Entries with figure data
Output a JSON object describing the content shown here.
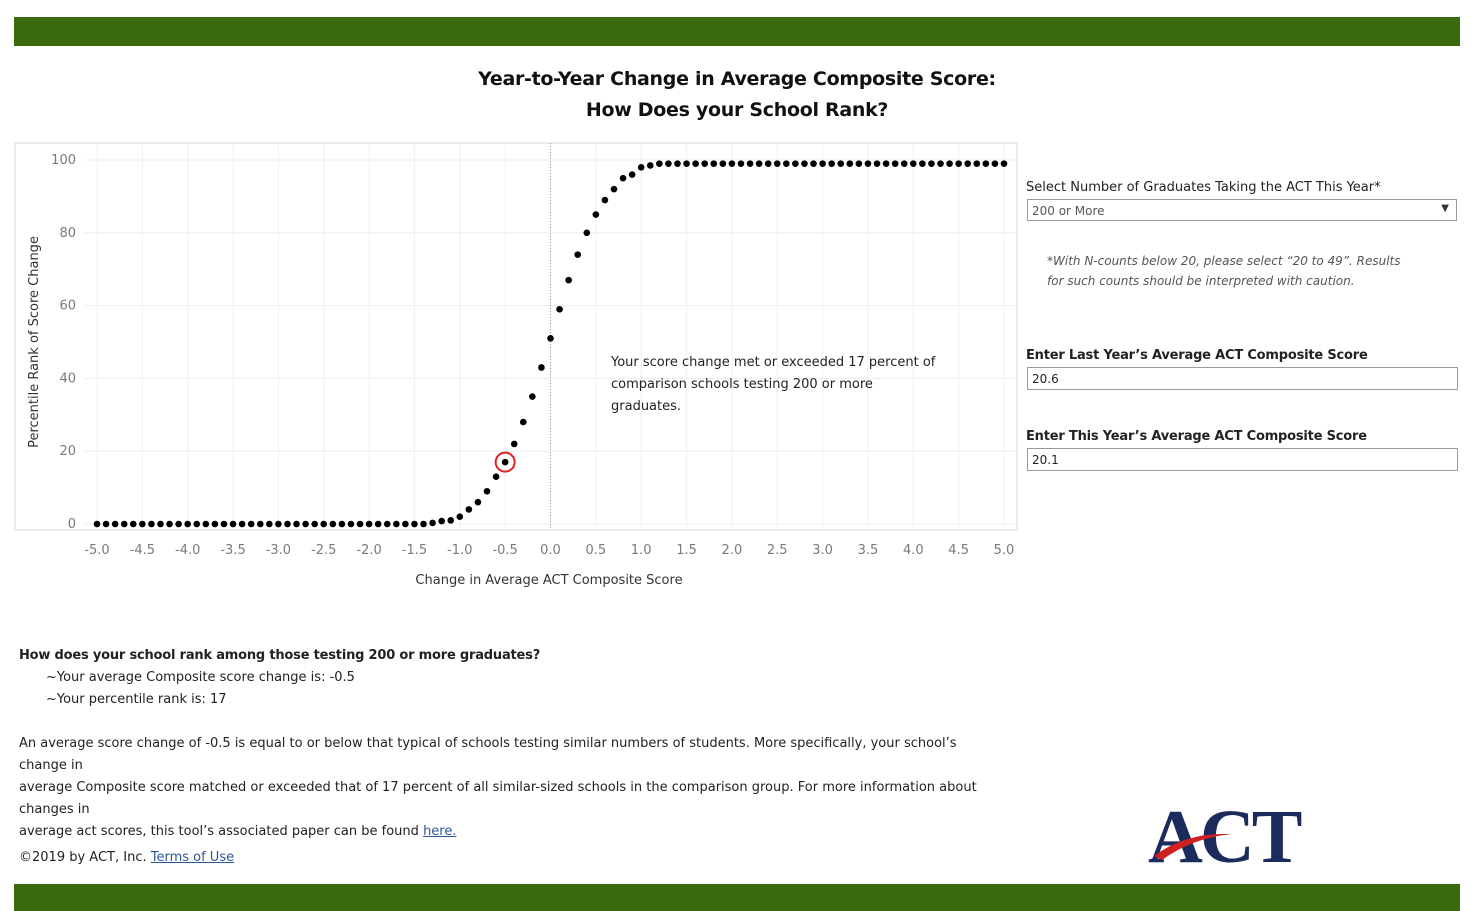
{
  "header": {
    "title_line1": "Year-to-Year Change in Average Composite Score:",
    "title_line2": "How Does your School Rank?"
  },
  "chart_data": {
    "type": "scatter",
    "xlabel": "Change in Average ACT Composite Score",
    "ylabel": "Percentile Rank of Score Change",
    "xlim": [
      -5.0,
      5.0
    ],
    "ylim": [
      0,
      100
    ],
    "x_ticks": [
      "-5.0",
      "-4.5",
      "-4.0",
      "-3.5",
      "-3.0",
      "-2.5",
      "-2.0",
      "-1.5",
      "-1.0",
      "-0.5",
      "0.0",
      "0.5",
      "1.0",
      "1.5",
      "2.0",
      "2.5",
      "3.0",
      "3.5",
      "4.0",
      "4.5",
      "5.0"
    ],
    "y_ticks": [
      "0",
      "20",
      "40",
      "60",
      "80",
      "100"
    ],
    "grid": true,
    "reference_line_x": 0.0,
    "points": [
      {
        "x": -5.0,
        "y": 0
      },
      {
        "x": -4.9,
        "y": 0
      },
      {
        "x": -4.8,
        "y": 0
      },
      {
        "x": -4.7,
        "y": 0
      },
      {
        "x": -4.6,
        "y": 0
      },
      {
        "x": -4.5,
        "y": 0
      },
      {
        "x": -4.4,
        "y": 0
      },
      {
        "x": -4.3,
        "y": 0
      },
      {
        "x": -4.2,
        "y": 0
      },
      {
        "x": -4.1,
        "y": 0
      },
      {
        "x": -4.0,
        "y": 0
      },
      {
        "x": -3.9,
        "y": 0
      },
      {
        "x": -3.8,
        "y": 0
      },
      {
        "x": -3.7,
        "y": 0
      },
      {
        "x": -3.6,
        "y": 0
      },
      {
        "x": -3.5,
        "y": 0
      },
      {
        "x": -3.4,
        "y": 0
      },
      {
        "x": -3.3,
        "y": 0
      },
      {
        "x": -3.2,
        "y": 0
      },
      {
        "x": -3.1,
        "y": 0
      },
      {
        "x": -3.0,
        "y": 0
      },
      {
        "x": -2.9,
        "y": 0
      },
      {
        "x": -2.8,
        "y": 0
      },
      {
        "x": -2.7,
        "y": 0
      },
      {
        "x": -2.6,
        "y": 0
      },
      {
        "x": -2.5,
        "y": 0
      },
      {
        "x": -2.4,
        "y": 0
      },
      {
        "x": -2.3,
        "y": 0
      },
      {
        "x": -2.2,
        "y": 0
      },
      {
        "x": -2.1,
        "y": 0
      },
      {
        "x": -2.0,
        "y": 0
      },
      {
        "x": -1.9,
        "y": 0
      },
      {
        "x": -1.8,
        "y": 0
      },
      {
        "x": -1.7,
        "y": 0
      },
      {
        "x": -1.6,
        "y": 0
      },
      {
        "x": -1.5,
        "y": 0
      },
      {
        "x": -1.4,
        "y": 0
      },
      {
        "x": -1.3,
        "y": 0.3
      },
      {
        "x": -1.2,
        "y": 0.8
      },
      {
        "x": -1.1,
        "y": 1
      },
      {
        "x": -1.0,
        "y": 2
      },
      {
        "x": -0.9,
        "y": 4
      },
      {
        "x": -0.8,
        "y": 6
      },
      {
        "x": -0.7,
        "y": 9
      },
      {
        "x": -0.6,
        "y": 13
      },
      {
        "x": -0.5,
        "y": 17
      },
      {
        "x": -0.4,
        "y": 22
      },
      {
        "x": -0.3,
        "y": 28
      },
      {
        "x": -0.2,
        "y": 35
      },
      {
        "x": -0.1,
        "y": 43
      },
      {
        "x": 0.0,
        "y": 51
      },
      {
        "x": 0.1,
        "y": 59
      },
      {
        "x": 0.2,
        "y": 67
      },
      {
        "x": 0.3,
        "y": 74
      },
      {
        "x": 0.4,
        "y": 80
      },
      {
        "x": 0.5,
        "y": 85
      },
      {
        "x": 0.6,
        "y": 89
      },
      {
        "x": 0.7,
        "y": 92
      },
      {
        "x": 0.8,
        "y": 95
      },
      {
        "x": 0.9,
        "y": 96
      },
      {
        "x": 1.0,
        "y": 98
      },
      {
        "x": 1.1,
        "y": 98.5
      },
      {
        "x": 1.2,
        "y": 99
      },
      {
        "x": 1.3,
        "y": 99
      },
      {
        "x": 1.4,
        "y": 99
      },
      {
        "x": 1.5,
        "y": 99
      },
      {
        "x": 1.6,
        "y": 99
      },
      {
        "x": 1.7,
        "y": 99
      },
      {
        "x": 1.8,
        "y": 99
      },
      {
        "x": 1.9,
        "y": 99
      },
      {
        "x": 2.0,
        "y": 99
      },
      {
        "x": 2.1,
        "y": 99
      },
      {
        "x": 2.2,
        "y": 99
      },
      {
        "x": 2.3,
        "y": 99
      },
      {
        "x": 2.4,
        "y": 99
      },
      {
        "x": 2.5,
        "y": 99
      },
      {
        "x": 2.6,
        "y": 99
      },
      {
        "x": 2.7,
        "y": 99
      },
      {
        "x": 2.8,
        "y": 99
      },
      {
        "x": 2.9,
        "y": 99
      },
      {
        "x": 3.0,
        "y": 99
      },
      {
        "x": 3.1,
        "y": 99
      },
      {
        "x": 3.2,
        "y": 99
      },
      {
        "x": 3.3,
        "y": 99
      },
      {
        "x": 3.4,
        "y": 99
      },
      {
        "x": 3.5,
        "y": 99
      },
      {
        "x": 3.6,
        "y": 99
      },
      {
        "x": 3.7,
        "y": 99
      },
      {
        "x": 3.8,
        "y": 99
      },
      {
        "x": 3.9,
        "y": 99
      },
      {
        "x": 4.0,
        "y": 99
      },
      {
        "x": 4.1,
        "y": 99
      },
      {
        "x": 4.2,
        "y": 99
      },
      {
        "x": 4.3,
        "y": 99
      },
      {
        "x": 4.4,
        "y": 99
      },
      {
        "x": 4.5,
        "y": 99
      },
      {
        "x": 4.6,
        "y": 99
      },
      {
        "x": 4.7,
        "y": 99
      },
      {
        "x": 4.8,
        "y": 99
      },
      {
        "x": 4.9,
        "y": 99
      },
      {
        "x": 5.0,
        "y": 99
      }
    ],
    "highlight_point": {
      "x": -0.5,
      "y": 17
    },
    "highlight_color": "#e02020",
    "point_color": "#000000",
    "annotation_lines": [
      "Your score change met or exceeded 17 percent of",
      "comparison schools testing 200 or more",
      "graduates."
    ]
  },
  "controls": {
    "graduates_label": "Select Number of Graduates Taking the ACT This Year*",
    "graduates_value": "200 or More",
    "note_line1": "*With N-counts below 20, please select “20 to 49”.  Results",
    "note_line2": "for such counts should be interpreted with caution.",
    "last_year_label": "Enter Last Year’s Average ACT Composite Score",
    "last_year_value": "20.6",
    "this_year_label": "Enter This Year’s Average ACT Composite Score",
    "this_year_value": "20.1"
  },
  "results": {
    "question": "How does your school rank among those testing 200 or more  graduates?",
    "score_change": "~Your average Composite score change is: -0.5",
    "percentile": "~Your percentile rank is: 17",
    "para_line1": "An average score change of -0.5 is equal to or below that typical of schools testing similar numbers of students. More specifically, your school’s change in",
    "para_line2": "average Composite score matched or exceeded that of 17 percent of all similar-sized schools in the comparison group. For more information about changes in",
    "para_line3": "average act scores, this tool’s associated paper can be found ",
    "para_link": "here."
  },
  "footer": {
    "copyright": "©2019 by ACT, Inc. ",
    "terms_link": "Terms of Use",
    "logo_text": "ACT"
  },
  "colors": {
    "band": "#396b0c",
    "logo_navy": "#1a2b5c",
    "logo_swoosh": "#d0201f",
    "link": "#2b5797"
  }
}
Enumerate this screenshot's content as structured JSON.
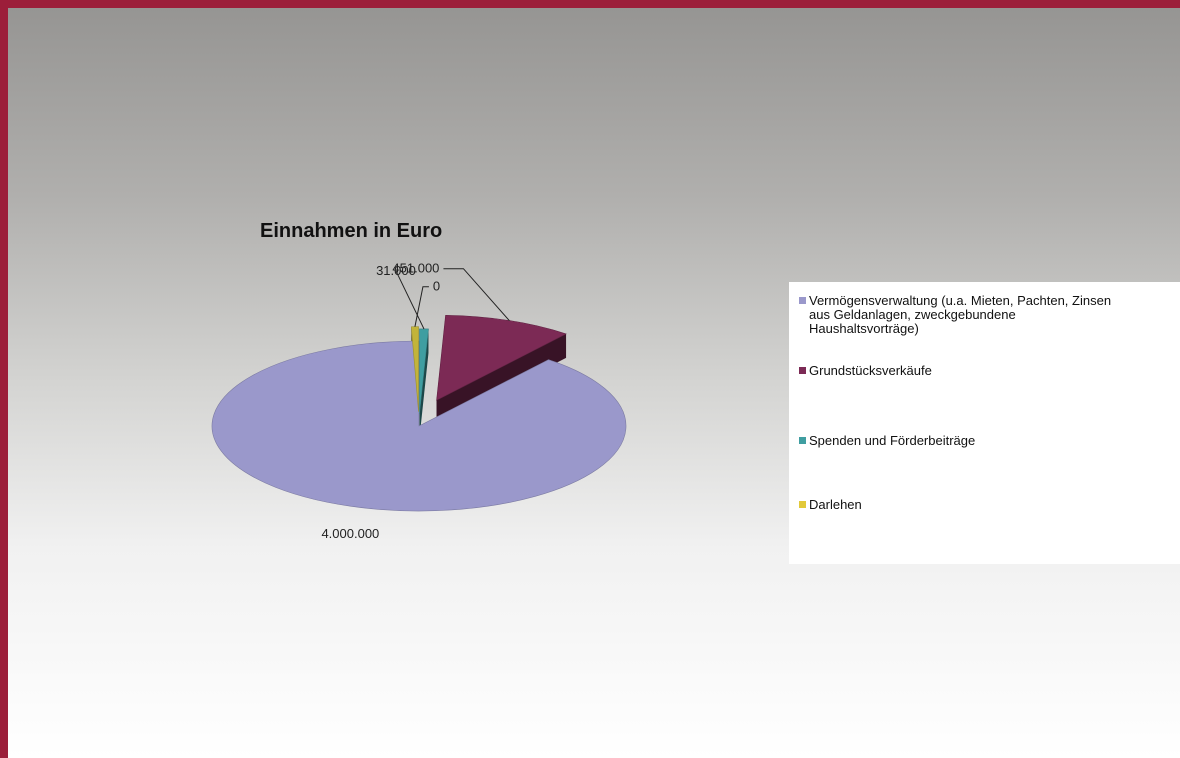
{
  "chart_data": {
    "type": "pie",
    "title": "Einnahmen in Euro",
    "categories": [
      "Vermögensverwaltung (u.a. Mieten, Pachten, Zinsen aus Geldanlagen, zweckgebundene Haushaltsvorträge)",
      "Grundstücksverkäufe",
      "Spenden und Förderbeiträge",
      "Darlehen"
    ],
    "values": [
      4000000,
      451000,
      31000,
      0
    ],
    "data_labels": [
      "4.000.000",
      "451.000",
      "31.000",
      "0"
    ],
    "colors": [
      "#9a98cb",
      "#7c2a55",
      "#3f9ea1",
      "#c2b43a"
    ],
    "legend_position": "right",
    "exploded": true,
    "style": "3d"
  },
  "legend": {
    "items": [
      {
        "lines": [
          "Vermögensverwaltung (u.a. Mieten, Pachten, Zinsen",
          "aus Geldanlagen, zweckgebundene",
          "Haushaltsvorträge)"
        ],
        "color": "#9a98cb"
      },
      {
        "lines": [
          "Grundstücksverkäufe"
        ],
        "color": "#7c2a55"
      },
      {
        "lines": [
          "Spenden und Förderbeiträge"
        ],
        "color": "#3f9ea1"
      },
      {
        "lines": [
          "Darlehen"
        ],
        "color": "#e2c93a"
      }
    ]
  }
}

_GIVEN REQUEST_:
Copy every line above in which the string "similar" shows up.

_SOLUTION TO THE PROBLEM_:
    "para_line1": "An average score change of -0.5 is equal to or below that typical of schools testing similar numbers of students. More specifically, your school’s change in",
    "para_line2": "average Composite score matched or exceeded that of 17 percent of all similar-sized schools in the comparison group. For more information about changes in",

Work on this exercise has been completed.